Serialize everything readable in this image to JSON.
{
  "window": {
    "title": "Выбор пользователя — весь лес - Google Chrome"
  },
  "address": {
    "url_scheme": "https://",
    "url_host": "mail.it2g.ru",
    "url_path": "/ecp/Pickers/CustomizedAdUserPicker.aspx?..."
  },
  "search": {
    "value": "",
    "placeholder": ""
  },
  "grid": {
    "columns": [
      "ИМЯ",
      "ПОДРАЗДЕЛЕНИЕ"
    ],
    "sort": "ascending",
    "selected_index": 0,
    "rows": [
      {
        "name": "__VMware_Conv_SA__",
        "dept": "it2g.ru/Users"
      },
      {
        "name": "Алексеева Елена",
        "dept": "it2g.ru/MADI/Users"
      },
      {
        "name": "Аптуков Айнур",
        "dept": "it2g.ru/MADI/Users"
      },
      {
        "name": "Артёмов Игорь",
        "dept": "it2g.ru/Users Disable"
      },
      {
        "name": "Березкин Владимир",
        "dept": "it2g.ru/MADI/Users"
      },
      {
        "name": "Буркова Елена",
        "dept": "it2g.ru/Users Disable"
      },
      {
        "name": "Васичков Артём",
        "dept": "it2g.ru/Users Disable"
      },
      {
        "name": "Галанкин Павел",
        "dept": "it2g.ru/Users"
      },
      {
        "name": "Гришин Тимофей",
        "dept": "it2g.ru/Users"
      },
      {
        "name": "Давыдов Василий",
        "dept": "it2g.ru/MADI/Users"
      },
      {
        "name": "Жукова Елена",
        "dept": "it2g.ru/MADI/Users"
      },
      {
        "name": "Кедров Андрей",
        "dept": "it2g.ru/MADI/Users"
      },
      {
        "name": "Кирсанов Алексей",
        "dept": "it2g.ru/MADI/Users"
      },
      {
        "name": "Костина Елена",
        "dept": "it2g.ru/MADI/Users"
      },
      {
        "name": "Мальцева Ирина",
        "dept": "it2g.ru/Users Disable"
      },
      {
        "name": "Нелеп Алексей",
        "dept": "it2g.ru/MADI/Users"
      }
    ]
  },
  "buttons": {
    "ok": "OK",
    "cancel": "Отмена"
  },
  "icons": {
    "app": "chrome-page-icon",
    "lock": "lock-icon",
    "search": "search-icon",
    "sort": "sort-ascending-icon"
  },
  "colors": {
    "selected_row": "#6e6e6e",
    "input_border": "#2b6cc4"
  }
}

## What to work on
Your task is to give the records above again, exactly.

## Reply
Serialize everything readable in this image to JSON.
{
  "window": {
    "title": "Выбор пользователя — весь лес - Google Chrome"
  },
  "address": {
    "url_scheme": "https://",
    "url_host": "mail.it2g.ru",
    "url_path": "/ecp/Pickers/CustomizedAdUserPicker.aspx?..."
  },
  "search": {
    "value": "",
    "placeholder": ""
  },
  "grid": {
    "columns": [
      "ИМЯ",
      "ПОДРАЗДЕЛЕНИЕ"
    ],
    "sort": "ascending",
    "selected_index": 0,
    "rows": [
      {
        "name": "__VMware_Conv_SA__",
        "dept": "it2g.ru/Users"
      },
      {
        "name": "Алексеева Елена",
        "dept": "it2g.ru/MADI/Users"
      },
      {
        "name": "Аптуков Айнур",
        "dept": "it2g.ru/MADI/Users"
      },
      {
        "name": "Артёмов Игорь",
        "dept": "it2g.ru/Users Disable"
      },
      {
        "name": "Березкин Владимир",
        "dept": "it2g.ru/MADI/Users"
      },
      {
        "name": "Буркова Елена",
        "dept": "it2g.ru/Users Disable"
      },
      {
        "name": "Васичков Артём",
        "dept": "it2g.ru/Users Disable"
      },
      {
        "name": "Галанкин Павел",
        "dept": "it2g.ru/Users"
      },
      {
        "name": "Гришин Тимофей",
        "dept": "it2g.ru/Users"
      },
      {
        "name": "Давыдов Василий",
        "dept": "it2g.ru/MADI/Users"
      },
      {
        "name": "Жукова Елена",
        "dept": "it2g.ru/MADI/Users"
      },
      {
        "name": "Кедров Андрей",
        "dept": "it2g.ru/MADI/Users"
      },
      {
        "name": "Кирсанов Алексей",
        "dept": "it2g.ru/MADI/Users"
      },
      {
        "name": "Костина Елена",
        "dept": "it2g.ru/MADI/Users"
      },
      {
        "name": "Мальцева Ирина",
        "dept": "it2g.ru/Users Disable"
      },
      {
        "name": "Нелеп Алексей",
        "dept": "it2g.ru/MADI/Users"
      }
    ]
  },
  "buttons": {
    "ok": "OK",
    "cancel": "Отмена"
  },
  "icons": {
    "app": "chrome-page-icon",
    "lock": "lock-icon",
    "search": "search-icon",
    "sort": "sort-ascending-icon"
  },
  "colors": {
    "selected_row": "#6e6e6e",
    "input_border": "#2b6cc4"
  }
}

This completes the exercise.